> _PROBLEM TO SOLVE_
Retype without changes every line from the beginning of the entries through the line that holds "macd-histogram-bar [565,459,568,461]", including that line.

[EXTRACTED ENTRIES start]

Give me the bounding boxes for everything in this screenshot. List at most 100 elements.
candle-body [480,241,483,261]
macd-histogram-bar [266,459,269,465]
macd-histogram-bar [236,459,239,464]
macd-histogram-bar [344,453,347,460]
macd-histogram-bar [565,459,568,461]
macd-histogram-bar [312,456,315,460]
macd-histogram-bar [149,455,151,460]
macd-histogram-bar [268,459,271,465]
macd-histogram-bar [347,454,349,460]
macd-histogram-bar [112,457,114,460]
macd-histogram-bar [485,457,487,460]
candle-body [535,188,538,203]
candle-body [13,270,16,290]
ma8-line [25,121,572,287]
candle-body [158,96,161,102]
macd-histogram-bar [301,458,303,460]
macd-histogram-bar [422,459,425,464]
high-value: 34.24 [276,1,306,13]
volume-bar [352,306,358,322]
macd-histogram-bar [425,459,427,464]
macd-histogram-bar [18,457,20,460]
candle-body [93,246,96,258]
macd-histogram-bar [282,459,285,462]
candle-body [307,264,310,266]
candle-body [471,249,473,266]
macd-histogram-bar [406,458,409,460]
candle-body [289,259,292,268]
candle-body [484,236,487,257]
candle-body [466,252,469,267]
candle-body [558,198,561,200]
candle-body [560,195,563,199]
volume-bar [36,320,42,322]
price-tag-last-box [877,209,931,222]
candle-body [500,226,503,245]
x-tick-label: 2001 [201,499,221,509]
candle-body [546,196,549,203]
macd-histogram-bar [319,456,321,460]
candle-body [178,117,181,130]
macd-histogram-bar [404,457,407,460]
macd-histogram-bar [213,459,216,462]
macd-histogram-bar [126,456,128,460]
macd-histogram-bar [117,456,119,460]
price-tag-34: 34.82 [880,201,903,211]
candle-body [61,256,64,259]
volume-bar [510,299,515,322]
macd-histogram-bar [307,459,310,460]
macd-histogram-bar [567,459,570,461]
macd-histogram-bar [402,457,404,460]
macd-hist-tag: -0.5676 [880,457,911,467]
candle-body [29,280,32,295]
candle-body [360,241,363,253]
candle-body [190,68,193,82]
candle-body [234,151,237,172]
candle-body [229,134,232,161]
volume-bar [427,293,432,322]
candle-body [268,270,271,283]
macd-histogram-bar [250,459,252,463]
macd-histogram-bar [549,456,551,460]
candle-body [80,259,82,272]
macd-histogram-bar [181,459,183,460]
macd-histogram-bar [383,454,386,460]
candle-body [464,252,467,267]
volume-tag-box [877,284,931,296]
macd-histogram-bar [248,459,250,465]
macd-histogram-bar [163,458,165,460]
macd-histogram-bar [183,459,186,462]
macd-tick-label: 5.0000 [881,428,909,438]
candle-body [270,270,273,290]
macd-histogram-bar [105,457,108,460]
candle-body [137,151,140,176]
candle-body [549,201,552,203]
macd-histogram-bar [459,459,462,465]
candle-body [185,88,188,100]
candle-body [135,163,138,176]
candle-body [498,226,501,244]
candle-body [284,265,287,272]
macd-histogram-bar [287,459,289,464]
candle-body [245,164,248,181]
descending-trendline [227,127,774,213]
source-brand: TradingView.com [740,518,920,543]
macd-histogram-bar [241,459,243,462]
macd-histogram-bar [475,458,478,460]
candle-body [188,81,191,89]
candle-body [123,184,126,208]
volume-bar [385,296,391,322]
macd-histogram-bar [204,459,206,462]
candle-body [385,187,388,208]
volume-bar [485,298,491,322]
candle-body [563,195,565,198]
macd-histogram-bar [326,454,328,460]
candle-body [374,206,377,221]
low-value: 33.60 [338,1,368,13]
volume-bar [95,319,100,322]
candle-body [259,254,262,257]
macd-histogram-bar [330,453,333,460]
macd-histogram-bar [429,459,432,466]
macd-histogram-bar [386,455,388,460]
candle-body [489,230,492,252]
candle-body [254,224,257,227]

[EXTRACTED ENTRIES end]

> _OUTPUT_
Give me the bounding boxes for everything in this screenshot. List at most 100 elements.
candle-body [480,241,483,261]
macd-histogram-bar [266,459,269,465]
macd-histogram-bar [236,459,239,464]
macd-histogram-bar [344,453,347,460]
macd-histogram-bar [565,459,568,461]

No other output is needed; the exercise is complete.